- **Study text**:
##########

On account of his close relation with Paulus van Hemert, Kinker is usually seen as a Kantian, but Iets over het schoone (Something about the Beautiful) (1823) actually shows that Kinker did not refrain from criticizing Kant’s work. To a certain extent this can also be deduced from the title of his play for Wattier. Kant draws a sharp distinction between the beautiful and the sublime, whilst Kinker actually tries to link both categories again. A number of aspects of Kinker’s thinking suggest that he was closer to the philosopher he was in awe of, Friedrich Schiller. In his philosophical writings, Schiller also took Kant’s Critiques as his starting point but he did not appropriate Kant’s insights indiscriminately. Schiller’s main problem with Kant’s aesthetics was their purely subjective status: the work of art itself as a cause of the sublime experience was completely ignored by Kant. As a poet and playwright, Schiller wanted to know more about the object that is called beautiful or sublime than about the subjective experience that ascribes that characteristic to it. He adopted Kant’s analysis but explicitly inquired about the (artistic) object that Kant neglected.

With both Schiller and Kinker, the sublime gradually takes on the character of an exalted form of beauty. Moreover, in their work – just as in Van Hemert’s – the sublime experience has an explicitly ethical dimension. Thus, for example, Schiller begins his essay Über das Erhabene with the message that everything is subject to necessity (read: primitive impulses), except humanity: man is the being that wills.[25] This free will is our highest good and only in difficult situations is our will put to the test, which is why one can appear great in fortune, but sublime only in misfortune. In his magnum opus, Letters on the Aesthetic Education of Man [26], he argues resolutely that beauty is a guiding principle that can put us in a position to become better people. Art (this refers above all to the theatre) is the means par excellence for exemplifying this image. Thus in his analysis Schiller goes beyond Kant: he adds an analysis of the object and gives that object a central position in his project for aesthetic education.

In his analysis of the beautiful Kinker goes one step beyond. He starts by asking what the beautiful is and at the same time deals with his understanding of the sublime, which he calls a ‘sort of’ beauty at the end of the text. This is where he is in direct contradiction with Kant, despite following him to a large degree in his analysis of the beautiful. He examines Kant’s analysis of the beautiful point by point and concurs completely, except with the notion of ‘necessary pleasure’ according to which each new object that is experienced as beautiful also is necessarily beautiful, although its beauty is not subject to general rules or laws. According to Kinker, Kant, when discussing this aspect, somewhat contradicts himself when he suggests that, although the object of beauty generates a number of feelings, it does not lead to knowledge. In rejecting this part of Kant’s analysis of the beautiful, Kinker concludes that knowledge is involved in the experience of beauty. According to Kinker, in this experience we can actually combine the sensible with the supersensible and thus via the sensible come into contact with the supersensible. Kant considers these two areas as necessarily separated from one another: the experience of the sublime brings us face to face with this fundamental separation. For Kinker, there is in essence only one world, in which the sensible and the supersensible form a unity. This unity is pre-figured in the beautiful object.[27] In this analysis of the beautiful, the Kantian sublime is unimaginable: the absolute liminal experience in which man’s dual nature is felt does not work here as it appears that this duality can be discarded.

The importance of Over het schoone (About the Beautiful)[28] cannot be overestimated in the context of Kinker’s own development either. In fact this work is the final part of a series of writings on the aesthetic, the basis of which was laid down in the introductions of the three-part publication of his Gedichten (Poems).[29] Taken together, these texts reveal Kinker as a thinker inspired more by Schiller than by Kant in the development of his views on aesthetics.

##########

- **Information provided**:
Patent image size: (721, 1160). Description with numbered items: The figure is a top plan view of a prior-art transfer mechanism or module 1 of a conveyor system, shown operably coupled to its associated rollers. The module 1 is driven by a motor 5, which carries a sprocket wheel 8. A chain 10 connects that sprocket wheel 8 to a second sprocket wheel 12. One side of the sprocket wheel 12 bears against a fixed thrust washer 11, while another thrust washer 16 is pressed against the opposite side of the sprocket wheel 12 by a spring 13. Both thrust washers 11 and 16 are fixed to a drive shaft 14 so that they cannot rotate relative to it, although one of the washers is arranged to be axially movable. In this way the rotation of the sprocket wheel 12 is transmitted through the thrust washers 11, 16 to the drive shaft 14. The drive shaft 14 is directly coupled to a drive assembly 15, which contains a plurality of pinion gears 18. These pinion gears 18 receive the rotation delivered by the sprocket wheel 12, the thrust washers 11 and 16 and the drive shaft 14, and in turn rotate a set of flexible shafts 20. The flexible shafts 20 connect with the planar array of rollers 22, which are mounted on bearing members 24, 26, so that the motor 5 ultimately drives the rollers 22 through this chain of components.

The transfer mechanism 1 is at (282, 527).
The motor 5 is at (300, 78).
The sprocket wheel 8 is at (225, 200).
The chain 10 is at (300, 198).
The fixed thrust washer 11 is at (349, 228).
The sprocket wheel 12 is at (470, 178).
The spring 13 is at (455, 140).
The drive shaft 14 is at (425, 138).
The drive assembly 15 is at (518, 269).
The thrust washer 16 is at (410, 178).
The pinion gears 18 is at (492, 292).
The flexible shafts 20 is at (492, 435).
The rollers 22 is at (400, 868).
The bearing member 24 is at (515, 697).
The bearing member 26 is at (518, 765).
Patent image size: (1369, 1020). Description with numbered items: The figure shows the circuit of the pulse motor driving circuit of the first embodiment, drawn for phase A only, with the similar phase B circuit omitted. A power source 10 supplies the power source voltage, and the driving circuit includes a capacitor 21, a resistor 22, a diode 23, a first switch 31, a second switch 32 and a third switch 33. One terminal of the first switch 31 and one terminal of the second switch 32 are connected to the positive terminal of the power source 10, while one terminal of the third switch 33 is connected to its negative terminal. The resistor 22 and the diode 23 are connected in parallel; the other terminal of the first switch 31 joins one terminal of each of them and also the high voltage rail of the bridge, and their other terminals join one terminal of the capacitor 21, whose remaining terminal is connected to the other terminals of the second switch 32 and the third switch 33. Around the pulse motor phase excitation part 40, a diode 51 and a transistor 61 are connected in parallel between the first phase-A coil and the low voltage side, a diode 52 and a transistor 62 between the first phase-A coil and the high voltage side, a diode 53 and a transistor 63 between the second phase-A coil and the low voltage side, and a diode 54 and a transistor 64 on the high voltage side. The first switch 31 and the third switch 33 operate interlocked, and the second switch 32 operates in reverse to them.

##########

- **Work instructions**:
Answer these from the text on Kinker's aesthetics.
(a) In what year did Iets over het schoone appear?
(b) According to Schiller, in what circumstances can one appear sublime rather than merely great?
(c) What does Kinker call the sublime at the end of his text?

- **Output**:
(a) 1823.
(b) Only in misfortune.
(c) A 'sort of' beauty.